**WHAT IS ASKED**
Drop every picture and give the entries back exactly.

Records that describe figures:

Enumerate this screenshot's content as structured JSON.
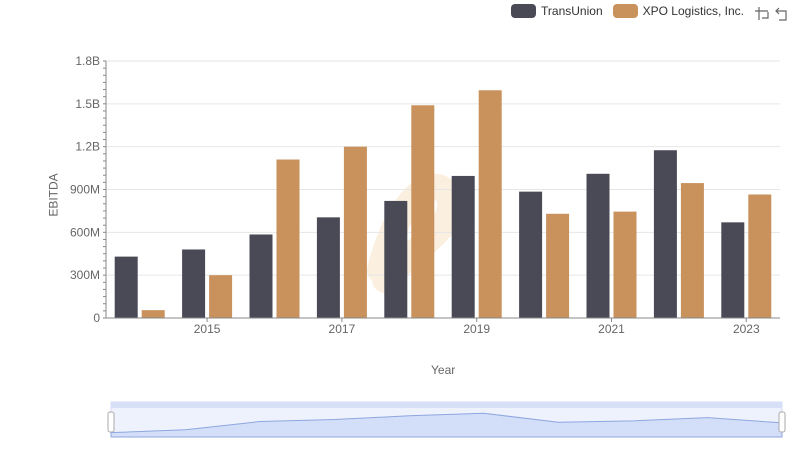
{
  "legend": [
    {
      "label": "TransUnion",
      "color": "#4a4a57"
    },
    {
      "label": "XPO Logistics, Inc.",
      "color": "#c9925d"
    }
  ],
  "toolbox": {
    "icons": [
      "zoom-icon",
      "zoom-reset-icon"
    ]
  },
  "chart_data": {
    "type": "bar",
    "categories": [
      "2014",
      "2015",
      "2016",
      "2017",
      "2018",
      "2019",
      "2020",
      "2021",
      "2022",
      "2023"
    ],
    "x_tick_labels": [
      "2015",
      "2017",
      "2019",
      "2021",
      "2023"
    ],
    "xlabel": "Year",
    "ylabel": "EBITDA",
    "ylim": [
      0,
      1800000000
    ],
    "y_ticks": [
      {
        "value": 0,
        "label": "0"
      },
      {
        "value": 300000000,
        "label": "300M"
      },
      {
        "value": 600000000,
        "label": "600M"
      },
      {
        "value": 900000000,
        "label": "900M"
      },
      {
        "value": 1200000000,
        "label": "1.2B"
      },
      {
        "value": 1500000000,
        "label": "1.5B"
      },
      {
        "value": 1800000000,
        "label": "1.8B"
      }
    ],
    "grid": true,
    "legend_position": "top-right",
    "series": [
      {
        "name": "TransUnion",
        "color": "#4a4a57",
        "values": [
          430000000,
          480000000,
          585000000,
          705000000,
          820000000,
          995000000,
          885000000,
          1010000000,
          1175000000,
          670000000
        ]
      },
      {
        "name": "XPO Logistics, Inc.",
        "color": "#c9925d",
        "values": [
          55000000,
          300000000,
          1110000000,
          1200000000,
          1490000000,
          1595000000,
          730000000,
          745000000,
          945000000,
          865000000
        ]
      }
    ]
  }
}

**RESPONSE TO THIS EXERCISE**
Enumerate this screenshot's content as structured JSON.
{
  "legend": [
    {
      "label": "TransUnion",
      "color": "#4a4a57"
    },
    {
      "label": "XPO Logistics, Inc.",
      "color": "#c9925d"
    }
  ],
  "toolbox": {
    "icons": [
      "zoom-icon",
      "zoom-reset-icon"
    ]
  },
  "chart_data": {
    "type": "bar",
    "categories": [
      "2014",
      "2015",
      "2016",
      "2017",
      "2018",
      "2019",
      "2020",
      "2021",
      "2022",
      "2023"
    ],
    "x_tick_labels": [
      "2015",
      "2017",
      "2019",
      "2021",
      "2023"
    ],
    "xlabel": "Year",
    "ylabel": "EBITDA",
    "ylim": [
      0,
      1800000000
    ],
    "y_ticks": [
      {
        "value": 0,
        "label": "0"
      },
      {
        "value": 300000000,
        "label": "300M"
      },
      {
        "value": 600000000,
        "label": "600M"
      },
      {
        "value": 900000000,
        "label": "900M"
      },
      {
        "value": 1200000000,
        "label": "1.2B"
      },
      {
        "value": 1500000000,
        "label": "1.5B"
      },
      {
        "value": 1800000000,
        "label": "1.8B"
      }
    ],
    "grid": true,
    "legend_position": "top-right",
    "series": [
      {
        "name": "TransUnion",
        "color": "#4a4a57",
        "values": [
          430000000,
          480000000,
          585000000,
          705000000,
          820000000,
          995000000,
          885000000,
          1010000000,
          1175000000,
          670000000
        ]
      },
      {
        "name": "XPO Logistics, Inc.",
        "color": "#c9925d",
        "values": [
          55000000,
          300000000,
          1110000000,
          1200000000,
          1490000000,
          1595000000,
          730000000,
          745000000,
          945000000,
          865000000
        ]
      }
    ]
  }
}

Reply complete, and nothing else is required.